— Begin RECORDS SUPPLIED —

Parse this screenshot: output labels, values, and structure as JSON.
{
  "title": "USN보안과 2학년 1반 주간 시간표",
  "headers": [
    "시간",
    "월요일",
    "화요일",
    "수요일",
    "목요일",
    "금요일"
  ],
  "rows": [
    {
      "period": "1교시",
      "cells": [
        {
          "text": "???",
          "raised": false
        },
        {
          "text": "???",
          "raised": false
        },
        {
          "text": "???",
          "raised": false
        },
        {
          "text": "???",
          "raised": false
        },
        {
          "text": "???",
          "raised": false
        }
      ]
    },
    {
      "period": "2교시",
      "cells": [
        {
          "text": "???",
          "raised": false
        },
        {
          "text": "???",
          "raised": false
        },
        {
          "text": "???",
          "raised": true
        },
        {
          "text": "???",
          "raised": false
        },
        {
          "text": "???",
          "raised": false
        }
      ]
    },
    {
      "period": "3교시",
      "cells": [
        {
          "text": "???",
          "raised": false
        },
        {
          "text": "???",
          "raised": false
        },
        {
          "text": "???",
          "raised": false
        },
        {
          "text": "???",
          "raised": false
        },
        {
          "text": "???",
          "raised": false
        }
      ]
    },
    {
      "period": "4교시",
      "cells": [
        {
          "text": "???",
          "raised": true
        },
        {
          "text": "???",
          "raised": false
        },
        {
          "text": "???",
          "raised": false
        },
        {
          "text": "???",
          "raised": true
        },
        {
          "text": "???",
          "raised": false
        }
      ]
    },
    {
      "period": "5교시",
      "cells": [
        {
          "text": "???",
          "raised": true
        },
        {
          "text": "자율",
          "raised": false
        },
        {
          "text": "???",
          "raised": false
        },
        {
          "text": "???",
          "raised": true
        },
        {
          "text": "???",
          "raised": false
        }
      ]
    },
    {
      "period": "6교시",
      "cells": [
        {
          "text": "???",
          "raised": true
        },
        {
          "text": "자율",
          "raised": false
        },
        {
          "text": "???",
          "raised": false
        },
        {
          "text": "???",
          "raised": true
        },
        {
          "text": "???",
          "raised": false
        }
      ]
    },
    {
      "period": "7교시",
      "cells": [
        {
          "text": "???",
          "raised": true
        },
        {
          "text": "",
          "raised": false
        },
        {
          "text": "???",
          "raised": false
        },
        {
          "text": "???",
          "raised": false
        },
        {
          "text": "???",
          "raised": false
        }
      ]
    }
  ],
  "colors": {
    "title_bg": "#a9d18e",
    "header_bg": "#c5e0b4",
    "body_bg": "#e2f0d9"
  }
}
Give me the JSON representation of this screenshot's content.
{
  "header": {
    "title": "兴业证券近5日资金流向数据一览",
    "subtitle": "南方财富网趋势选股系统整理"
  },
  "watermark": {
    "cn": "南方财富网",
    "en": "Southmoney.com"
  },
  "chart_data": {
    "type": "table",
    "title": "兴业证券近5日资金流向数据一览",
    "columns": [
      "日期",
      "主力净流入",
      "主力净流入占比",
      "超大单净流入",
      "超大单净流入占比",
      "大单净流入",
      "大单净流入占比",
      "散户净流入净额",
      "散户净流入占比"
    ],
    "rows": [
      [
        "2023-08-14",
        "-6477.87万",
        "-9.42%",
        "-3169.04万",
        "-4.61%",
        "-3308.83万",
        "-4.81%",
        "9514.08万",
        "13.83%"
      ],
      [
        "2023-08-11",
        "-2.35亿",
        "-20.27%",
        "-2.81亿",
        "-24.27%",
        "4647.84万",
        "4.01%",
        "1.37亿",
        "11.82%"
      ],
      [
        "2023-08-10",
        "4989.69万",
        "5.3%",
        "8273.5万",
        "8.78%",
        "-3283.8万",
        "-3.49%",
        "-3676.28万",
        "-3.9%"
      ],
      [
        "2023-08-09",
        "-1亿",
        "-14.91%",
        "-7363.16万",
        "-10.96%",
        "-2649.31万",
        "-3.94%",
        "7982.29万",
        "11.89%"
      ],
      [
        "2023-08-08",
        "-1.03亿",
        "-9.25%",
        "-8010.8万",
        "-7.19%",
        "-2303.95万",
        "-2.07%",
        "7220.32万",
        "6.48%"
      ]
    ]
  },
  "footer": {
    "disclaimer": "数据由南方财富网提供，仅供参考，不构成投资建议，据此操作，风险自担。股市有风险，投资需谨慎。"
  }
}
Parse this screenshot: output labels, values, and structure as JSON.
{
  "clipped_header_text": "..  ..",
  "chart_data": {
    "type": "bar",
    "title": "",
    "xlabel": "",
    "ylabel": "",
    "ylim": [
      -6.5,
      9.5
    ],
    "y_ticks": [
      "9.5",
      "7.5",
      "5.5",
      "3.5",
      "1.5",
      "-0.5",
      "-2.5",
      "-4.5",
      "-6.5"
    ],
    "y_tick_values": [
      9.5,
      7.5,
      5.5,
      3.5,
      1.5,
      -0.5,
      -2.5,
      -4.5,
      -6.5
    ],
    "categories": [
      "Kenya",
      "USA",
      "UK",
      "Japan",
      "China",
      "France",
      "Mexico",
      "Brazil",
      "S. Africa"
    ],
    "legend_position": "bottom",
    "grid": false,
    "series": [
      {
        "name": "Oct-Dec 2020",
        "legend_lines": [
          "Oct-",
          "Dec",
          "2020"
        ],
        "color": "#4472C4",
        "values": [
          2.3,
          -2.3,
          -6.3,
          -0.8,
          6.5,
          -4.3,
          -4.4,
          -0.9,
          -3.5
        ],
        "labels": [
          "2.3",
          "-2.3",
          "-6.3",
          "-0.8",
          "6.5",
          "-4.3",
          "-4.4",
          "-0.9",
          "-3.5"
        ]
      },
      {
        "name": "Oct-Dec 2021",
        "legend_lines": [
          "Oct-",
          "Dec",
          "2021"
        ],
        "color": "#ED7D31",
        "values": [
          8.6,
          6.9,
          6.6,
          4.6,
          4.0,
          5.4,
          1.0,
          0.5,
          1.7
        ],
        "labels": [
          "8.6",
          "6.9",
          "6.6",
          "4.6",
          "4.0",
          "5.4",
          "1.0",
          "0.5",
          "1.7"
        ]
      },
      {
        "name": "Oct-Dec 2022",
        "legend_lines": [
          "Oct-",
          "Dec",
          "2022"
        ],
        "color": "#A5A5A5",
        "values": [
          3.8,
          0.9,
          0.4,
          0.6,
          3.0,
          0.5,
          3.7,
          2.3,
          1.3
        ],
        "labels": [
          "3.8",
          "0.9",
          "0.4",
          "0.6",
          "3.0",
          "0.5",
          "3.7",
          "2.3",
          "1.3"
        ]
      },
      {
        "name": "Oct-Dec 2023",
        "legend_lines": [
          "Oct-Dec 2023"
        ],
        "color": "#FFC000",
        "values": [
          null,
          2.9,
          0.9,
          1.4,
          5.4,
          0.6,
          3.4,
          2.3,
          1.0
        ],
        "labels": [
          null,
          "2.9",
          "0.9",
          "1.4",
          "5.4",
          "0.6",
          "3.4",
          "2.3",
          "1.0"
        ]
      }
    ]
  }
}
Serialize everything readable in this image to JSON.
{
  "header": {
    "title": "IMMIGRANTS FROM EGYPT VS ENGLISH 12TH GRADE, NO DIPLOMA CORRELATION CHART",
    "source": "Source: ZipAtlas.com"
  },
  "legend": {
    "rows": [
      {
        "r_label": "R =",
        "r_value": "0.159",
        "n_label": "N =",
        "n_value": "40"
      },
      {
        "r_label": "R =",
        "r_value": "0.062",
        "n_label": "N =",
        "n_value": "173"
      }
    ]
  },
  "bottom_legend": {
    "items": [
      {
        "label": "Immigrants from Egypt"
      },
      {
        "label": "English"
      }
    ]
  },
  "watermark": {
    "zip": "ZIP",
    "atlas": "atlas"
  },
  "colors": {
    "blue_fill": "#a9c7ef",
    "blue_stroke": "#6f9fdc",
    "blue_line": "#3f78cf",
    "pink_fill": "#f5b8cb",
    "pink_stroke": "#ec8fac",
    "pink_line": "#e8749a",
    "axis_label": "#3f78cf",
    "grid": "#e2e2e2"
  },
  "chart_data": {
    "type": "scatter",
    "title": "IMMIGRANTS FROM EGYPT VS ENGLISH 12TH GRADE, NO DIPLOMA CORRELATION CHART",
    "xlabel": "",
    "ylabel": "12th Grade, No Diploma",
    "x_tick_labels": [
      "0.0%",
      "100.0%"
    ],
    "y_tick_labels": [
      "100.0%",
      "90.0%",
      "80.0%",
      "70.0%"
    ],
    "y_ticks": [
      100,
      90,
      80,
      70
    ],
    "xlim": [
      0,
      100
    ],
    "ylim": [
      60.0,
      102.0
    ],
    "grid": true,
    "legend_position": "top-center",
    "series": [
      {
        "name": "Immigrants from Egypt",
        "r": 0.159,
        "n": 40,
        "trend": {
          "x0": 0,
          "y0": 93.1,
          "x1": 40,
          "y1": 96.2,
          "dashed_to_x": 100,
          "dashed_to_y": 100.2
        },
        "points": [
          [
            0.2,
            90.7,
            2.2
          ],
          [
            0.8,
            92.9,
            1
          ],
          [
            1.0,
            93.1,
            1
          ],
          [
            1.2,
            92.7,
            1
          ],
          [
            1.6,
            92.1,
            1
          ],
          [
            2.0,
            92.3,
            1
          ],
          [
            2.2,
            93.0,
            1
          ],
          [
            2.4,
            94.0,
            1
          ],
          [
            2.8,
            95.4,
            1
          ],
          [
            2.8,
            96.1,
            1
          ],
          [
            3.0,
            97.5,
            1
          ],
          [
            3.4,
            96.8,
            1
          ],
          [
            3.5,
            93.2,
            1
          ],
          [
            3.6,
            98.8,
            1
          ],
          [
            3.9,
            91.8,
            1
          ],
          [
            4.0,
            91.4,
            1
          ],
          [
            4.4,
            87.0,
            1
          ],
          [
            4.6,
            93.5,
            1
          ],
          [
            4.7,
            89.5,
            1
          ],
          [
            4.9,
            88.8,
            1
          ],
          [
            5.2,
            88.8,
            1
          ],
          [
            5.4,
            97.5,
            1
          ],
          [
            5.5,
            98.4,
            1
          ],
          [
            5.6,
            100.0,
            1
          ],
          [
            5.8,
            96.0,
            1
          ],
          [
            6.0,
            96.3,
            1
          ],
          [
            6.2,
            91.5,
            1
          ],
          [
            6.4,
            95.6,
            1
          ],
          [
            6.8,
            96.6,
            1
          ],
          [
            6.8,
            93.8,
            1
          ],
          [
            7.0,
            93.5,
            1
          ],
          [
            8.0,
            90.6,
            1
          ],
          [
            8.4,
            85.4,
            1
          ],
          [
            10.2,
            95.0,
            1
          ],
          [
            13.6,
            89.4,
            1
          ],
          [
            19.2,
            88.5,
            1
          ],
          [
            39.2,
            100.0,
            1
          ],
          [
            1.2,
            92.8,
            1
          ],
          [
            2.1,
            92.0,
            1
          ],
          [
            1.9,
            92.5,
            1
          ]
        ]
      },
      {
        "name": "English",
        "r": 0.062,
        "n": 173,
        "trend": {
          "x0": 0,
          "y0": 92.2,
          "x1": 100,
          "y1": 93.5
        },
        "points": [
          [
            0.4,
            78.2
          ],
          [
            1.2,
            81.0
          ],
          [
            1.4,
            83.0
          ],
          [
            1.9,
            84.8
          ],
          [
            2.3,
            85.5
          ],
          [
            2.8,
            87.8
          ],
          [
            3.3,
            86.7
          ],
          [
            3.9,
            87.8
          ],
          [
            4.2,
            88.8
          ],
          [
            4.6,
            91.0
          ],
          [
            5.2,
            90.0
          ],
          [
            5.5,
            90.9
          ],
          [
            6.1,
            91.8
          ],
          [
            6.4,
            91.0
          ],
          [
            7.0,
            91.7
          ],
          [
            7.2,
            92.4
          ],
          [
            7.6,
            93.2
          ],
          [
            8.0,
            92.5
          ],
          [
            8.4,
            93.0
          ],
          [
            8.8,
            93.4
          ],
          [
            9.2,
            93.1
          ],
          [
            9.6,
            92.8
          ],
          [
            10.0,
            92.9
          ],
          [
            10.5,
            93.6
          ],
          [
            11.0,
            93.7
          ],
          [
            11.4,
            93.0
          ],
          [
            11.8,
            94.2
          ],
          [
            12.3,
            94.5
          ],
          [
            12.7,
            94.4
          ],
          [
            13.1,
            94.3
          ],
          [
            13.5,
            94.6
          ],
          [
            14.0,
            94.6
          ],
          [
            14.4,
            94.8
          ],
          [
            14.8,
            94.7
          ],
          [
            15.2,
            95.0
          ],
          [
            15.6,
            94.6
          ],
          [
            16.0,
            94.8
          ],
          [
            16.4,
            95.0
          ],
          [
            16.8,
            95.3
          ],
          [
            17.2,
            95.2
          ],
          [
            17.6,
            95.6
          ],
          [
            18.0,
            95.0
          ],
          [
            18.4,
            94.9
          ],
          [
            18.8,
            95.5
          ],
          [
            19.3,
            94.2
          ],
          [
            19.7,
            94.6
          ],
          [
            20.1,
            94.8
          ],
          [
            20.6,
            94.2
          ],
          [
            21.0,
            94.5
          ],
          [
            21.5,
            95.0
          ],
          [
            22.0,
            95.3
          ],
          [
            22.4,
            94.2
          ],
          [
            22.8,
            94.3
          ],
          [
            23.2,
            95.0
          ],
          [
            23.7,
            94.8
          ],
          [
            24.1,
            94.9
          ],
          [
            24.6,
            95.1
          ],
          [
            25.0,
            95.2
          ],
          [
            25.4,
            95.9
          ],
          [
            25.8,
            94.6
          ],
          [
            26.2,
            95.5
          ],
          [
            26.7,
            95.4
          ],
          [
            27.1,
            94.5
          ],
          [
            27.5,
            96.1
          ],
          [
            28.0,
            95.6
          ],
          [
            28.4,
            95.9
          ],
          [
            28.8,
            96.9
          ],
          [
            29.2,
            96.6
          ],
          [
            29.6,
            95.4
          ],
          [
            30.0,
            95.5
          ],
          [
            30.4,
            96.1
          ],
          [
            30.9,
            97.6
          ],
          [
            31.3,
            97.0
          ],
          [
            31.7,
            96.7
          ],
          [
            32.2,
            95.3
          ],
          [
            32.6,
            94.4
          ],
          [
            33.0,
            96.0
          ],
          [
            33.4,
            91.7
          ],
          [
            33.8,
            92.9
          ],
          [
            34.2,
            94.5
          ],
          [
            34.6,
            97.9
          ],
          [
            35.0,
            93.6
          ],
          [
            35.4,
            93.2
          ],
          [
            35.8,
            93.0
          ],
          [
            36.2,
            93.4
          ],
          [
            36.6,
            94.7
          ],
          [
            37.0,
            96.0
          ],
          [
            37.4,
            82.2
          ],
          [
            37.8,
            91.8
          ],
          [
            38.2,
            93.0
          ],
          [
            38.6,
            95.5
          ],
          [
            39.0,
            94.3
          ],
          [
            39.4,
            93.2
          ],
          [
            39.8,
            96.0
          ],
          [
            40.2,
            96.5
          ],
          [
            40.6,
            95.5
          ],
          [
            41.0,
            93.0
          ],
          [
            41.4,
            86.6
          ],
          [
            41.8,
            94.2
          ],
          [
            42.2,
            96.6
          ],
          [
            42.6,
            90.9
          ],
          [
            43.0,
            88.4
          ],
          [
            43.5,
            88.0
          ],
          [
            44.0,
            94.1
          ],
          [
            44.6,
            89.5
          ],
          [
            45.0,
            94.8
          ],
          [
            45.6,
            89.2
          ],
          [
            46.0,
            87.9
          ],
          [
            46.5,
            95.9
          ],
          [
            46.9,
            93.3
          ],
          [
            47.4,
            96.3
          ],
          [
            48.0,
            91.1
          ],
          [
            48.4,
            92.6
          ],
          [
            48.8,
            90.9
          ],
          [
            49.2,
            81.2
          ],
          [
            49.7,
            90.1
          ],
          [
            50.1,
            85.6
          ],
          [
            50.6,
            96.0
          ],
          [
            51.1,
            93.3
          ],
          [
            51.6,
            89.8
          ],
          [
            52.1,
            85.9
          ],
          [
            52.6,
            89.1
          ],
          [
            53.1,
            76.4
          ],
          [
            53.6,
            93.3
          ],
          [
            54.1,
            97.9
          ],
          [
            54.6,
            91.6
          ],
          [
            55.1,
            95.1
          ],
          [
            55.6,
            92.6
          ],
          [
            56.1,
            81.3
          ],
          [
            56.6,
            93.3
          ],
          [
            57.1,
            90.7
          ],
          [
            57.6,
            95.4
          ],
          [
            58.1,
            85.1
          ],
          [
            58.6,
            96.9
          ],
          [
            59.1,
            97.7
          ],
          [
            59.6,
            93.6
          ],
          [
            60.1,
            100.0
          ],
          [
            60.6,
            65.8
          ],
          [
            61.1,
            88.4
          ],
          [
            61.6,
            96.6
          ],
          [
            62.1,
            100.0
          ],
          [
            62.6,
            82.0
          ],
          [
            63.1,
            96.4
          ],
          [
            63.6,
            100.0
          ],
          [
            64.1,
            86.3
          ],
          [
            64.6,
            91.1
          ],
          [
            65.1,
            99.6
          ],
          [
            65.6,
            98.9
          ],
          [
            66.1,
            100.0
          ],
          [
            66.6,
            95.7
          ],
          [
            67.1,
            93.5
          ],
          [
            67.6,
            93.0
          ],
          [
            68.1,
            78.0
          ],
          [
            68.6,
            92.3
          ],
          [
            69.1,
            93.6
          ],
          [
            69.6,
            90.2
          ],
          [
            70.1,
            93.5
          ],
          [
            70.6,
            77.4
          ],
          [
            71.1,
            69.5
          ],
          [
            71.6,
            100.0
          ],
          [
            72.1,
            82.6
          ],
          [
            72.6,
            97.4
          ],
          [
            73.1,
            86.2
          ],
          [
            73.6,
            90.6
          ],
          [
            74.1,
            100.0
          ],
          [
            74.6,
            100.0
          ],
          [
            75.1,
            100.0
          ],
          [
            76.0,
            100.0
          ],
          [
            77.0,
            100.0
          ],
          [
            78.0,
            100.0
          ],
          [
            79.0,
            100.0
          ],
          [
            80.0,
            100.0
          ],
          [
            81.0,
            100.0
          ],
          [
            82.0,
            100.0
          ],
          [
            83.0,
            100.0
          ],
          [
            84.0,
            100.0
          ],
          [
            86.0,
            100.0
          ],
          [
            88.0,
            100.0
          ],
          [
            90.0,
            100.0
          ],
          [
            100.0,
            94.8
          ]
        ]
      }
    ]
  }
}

— End RECORDS SUPPLIED —

### AIM
Copy all lines from the entries that contain the word "period".

### WRITTEN SOLUTION
      "period": "1교시",
      "period": "2교시",
      "period": "3교시",
      "period": "4교시",
      "period": "5교시",
      "period": "6교시",
      "period": "7교시",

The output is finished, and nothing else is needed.